SET EXERCISE A:
Answer these questions about the comprehensive agreement between Southampton County and Bunrootis, LLC:
(i) What type of entity is Bunrootis, LLC, and under which state's law is it organized?
(ii) On what date did the County adopt its procedures for public-private partnerships?
(iii) How many responses did the County receive to its August 27, 2009 solicitation?

EXCERPT:
☆ ☆ ☆ ☆ ☆
COMPREHENSIVE AGREEMENT
between
THE COUNTY OF SOUTHAMPTON, VIRGINIA
and
BUNROOTIS, LLC
for
INDUSTRIAL PARK SITE GRADING, CONSTRUCTION OF THE COMPENSATORY MITIGATION SITE AND DEVELOPMENT AND OPERATION OF THE CHEROENHAKA WETLAND AND STREAM MITIGATION BANK
January __, 2010
1
I-823442.5
TABLE OF CONTENTS
ARTICLE PAGE NUMBER
1. Incorporation of Recitals 3
2. Contract Documents 3
3. Definitions 3
4. General Scope 5
5. Interpretation; Intent and Incorporation 5
6. Ownership of Work Product 6
7. Construction of the Industrial Park Site Grading and Compensatory Mitigation Site 6
8. Lease of Land for Development of Cheroenhaka Wetland and Stream Mitigation Bank 11
9. Project Schedule 13
10. Plan of Finance 13
11. Termination for Cause 13
12. Termination for Convenience 17
13. Payment Bonds, Performance Bonds, and Other Security; No Liens 17
14. Insurance 19
15. Representations and Warranties 21
16. Resolution of Disputes, Claims and Other Matters 23
17. Notices 24
18. Successors and Assigns 25
19. Time of the Essence 26
20. Independent Contractor 26
21. No Waiver 26
22. Cooperation 26
23. Counterparts 26
24. Entire Agreement and Order of Precedence 26
25. Governing Law 27
26. Annual Appropriation; Filing With Auditor of Public Accounts 27
27. Financial Statements 27
28. Conditions Precedent and Subsequent to Agreement’s Effectiveness 27
29. Severability 27
30. Conflicts of Interest 27
31. Indemnification 27
32. Exhibits 28
ii
COMPREHENSIVE AGREEMENT
THIS COMPREHENSIVE AGREEMENT (this “Agreement”) is entered into as of January __, 2010, between THE COUNTY OF SOUTHAMPTON, VIRGINIA (“the County”), a County and political subdivision of the Commonwealth of Virginia, and BUNROOTIS, LLC (“Developer”), a Delaware limited liability company. The County and Developer are referred to individually as a “Party” and collectively as “the Parties”.
Recitals
1. On March 28, 2005, the County adopted “Public-Private Education Facilities and Infrastructure Act of 2002 - Procedures for Southampton County, Virginia,” establishing procedures for the development of public facilities through public-private partnerships (“Implementing Procedures”), which procedures satisfy the requirements of the PPEA (as defined below).
2. On August 27, 2009, the County published a solicitation for conceptual phase proposals under the Public-Private Education Facilities and Infrastructure Act of 2002 (Title 56, Chapter 22.1 of the Code of Virginia of 1950 as amended (the “Code”), and such chapter hereinafter referred to as the “PPEA”) for certain site development work associated with development of an industrial park, including compensatory mitigation in the form of forested and emergent wetlands and relocated/restored stream, and development, financing, construction and sponsorship of a wetland and stream mitigation bank (as more fully described hereinafter, the “Project”).
3. On or about September 25, 2009, the County received one response to the solicitation described in Recital 2, from the Developer.
4. On September 28, 2009, the Board of Supervisors adopted a resolution which, among other things, accepted the conceptual phase proposal of the Developer and made findings that it would be advantageous for the County to proceed with the Project using procedures for competitive negotiation, rather than sealed, competitive bids, given the probable scope, complexity and urgency of the Project; the merits of risk-sharing and the potential for added value; and the economic benefit from the Project that might otherwise not be available.
☆ ☆ ☆ ☆ ☆
Region and label listings

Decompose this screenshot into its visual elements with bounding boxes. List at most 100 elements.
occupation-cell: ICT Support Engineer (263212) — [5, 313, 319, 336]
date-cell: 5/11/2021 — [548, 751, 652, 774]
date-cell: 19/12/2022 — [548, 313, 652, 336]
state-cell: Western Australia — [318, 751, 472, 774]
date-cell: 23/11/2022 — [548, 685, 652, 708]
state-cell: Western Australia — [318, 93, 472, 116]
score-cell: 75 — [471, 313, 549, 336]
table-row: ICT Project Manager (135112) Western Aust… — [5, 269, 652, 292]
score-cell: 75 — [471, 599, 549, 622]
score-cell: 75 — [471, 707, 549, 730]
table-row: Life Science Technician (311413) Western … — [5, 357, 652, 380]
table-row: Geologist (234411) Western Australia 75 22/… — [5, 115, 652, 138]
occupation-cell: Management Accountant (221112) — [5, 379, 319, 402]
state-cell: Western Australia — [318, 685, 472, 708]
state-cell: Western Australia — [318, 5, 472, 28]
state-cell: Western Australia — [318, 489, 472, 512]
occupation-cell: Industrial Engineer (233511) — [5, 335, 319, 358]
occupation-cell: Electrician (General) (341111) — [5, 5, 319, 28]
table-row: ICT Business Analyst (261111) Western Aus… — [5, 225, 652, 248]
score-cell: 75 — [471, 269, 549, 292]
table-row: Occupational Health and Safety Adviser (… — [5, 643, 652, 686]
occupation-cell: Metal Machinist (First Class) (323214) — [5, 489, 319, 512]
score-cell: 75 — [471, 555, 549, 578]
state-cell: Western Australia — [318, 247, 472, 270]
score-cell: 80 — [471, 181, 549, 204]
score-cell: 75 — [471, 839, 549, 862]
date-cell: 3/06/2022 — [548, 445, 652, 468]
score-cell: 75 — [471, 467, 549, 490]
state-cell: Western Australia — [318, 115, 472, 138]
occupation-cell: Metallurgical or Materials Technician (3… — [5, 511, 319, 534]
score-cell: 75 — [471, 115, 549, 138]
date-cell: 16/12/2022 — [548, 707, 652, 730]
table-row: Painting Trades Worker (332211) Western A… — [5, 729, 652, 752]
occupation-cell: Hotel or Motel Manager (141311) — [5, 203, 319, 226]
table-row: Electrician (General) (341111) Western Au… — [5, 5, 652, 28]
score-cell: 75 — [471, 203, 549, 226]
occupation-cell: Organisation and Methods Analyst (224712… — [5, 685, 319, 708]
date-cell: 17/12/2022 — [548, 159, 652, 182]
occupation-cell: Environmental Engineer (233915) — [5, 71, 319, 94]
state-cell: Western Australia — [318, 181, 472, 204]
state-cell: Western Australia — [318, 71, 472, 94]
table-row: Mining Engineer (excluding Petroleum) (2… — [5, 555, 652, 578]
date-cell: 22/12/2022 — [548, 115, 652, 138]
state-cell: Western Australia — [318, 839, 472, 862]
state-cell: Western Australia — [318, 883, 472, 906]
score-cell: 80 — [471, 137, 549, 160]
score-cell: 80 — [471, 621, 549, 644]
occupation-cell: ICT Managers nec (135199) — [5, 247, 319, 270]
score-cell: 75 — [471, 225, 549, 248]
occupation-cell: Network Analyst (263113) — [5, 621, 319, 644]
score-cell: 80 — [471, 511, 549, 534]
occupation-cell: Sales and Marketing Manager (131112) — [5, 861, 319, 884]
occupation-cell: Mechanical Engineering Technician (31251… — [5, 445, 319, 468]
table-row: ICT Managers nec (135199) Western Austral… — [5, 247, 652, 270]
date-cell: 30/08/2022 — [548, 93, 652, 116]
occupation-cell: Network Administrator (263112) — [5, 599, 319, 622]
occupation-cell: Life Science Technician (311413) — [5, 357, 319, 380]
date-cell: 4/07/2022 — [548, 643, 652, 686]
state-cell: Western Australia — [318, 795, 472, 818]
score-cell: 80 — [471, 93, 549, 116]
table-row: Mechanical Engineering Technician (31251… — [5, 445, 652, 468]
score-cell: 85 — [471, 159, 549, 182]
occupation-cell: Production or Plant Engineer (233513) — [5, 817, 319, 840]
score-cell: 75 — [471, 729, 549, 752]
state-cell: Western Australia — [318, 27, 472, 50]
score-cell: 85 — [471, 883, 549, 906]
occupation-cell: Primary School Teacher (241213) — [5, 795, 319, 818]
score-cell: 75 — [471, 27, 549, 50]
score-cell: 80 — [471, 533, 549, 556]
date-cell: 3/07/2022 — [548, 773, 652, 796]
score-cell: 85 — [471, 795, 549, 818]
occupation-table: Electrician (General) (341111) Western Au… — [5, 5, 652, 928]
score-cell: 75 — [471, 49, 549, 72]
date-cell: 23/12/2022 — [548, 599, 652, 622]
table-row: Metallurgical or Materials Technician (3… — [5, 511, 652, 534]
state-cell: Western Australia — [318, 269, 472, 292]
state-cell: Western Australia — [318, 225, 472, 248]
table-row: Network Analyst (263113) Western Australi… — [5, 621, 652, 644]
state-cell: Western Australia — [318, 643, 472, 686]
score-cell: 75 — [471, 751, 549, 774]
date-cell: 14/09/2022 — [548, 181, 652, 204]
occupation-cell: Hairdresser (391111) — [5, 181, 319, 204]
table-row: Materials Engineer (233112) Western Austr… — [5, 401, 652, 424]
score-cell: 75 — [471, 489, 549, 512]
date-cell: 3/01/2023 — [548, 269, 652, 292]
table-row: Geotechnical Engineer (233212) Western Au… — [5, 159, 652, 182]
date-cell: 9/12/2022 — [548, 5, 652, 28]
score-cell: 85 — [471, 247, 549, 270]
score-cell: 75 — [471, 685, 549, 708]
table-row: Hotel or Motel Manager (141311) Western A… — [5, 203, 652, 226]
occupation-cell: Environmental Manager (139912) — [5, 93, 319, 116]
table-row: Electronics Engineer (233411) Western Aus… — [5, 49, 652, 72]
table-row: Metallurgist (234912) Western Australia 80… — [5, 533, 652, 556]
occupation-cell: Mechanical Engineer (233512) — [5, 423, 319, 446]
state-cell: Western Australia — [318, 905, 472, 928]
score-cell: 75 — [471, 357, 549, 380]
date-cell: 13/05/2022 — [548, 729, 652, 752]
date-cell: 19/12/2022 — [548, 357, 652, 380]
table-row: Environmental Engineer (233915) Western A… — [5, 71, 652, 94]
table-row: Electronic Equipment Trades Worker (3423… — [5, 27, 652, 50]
☆ ☆ ☆ ☆ ☆
SET EXERCISE B: Quote the records from their first line through the line holding "occupation-cell: Management Accountant", with both of those lines included.

TASK SOLUTION A:
(i) A Delaware limited liability company.
(ii) March 28, 2005.
(iii) One, from the Developer.

TASK SOLUTION B:
Decompose this screenshot into its visual elements with bounding boxes. List at most 100 elements.
occupation-cell: ICT Support Engineer (263212) — [5, 313, 319, 336]
date-cell: 5/11/2021 — [548, 751, 652, 774]
date-cell: 19/12/2022 — [548, 313, 652, 336]
state-cell: Western Australia — [318, 751, 472, 774]
date-cell: 23/11/2022 — [548, 685, 652, 708]
state-cell: Western Australia — [318, 93, 472, 116]
score-cell: 75 — [471, 313, 549, 336]
table-row: ICT Project Manager (135112) Western Aust… — [5, 269, 652, 292]
score-cell: 75 — [471, 599, 549, 622]
score-cell: 75 — [471, 707, 549, 730]
table-row: Life Science Technician (311413) Western … — [5, 357, 652, 380]
table-row: Geologist (234411) Western Australia 75 22/… — [5, 115, 652, 138]
occupation-cell: Management Accountant (221112) — [5, 379, 319, 402]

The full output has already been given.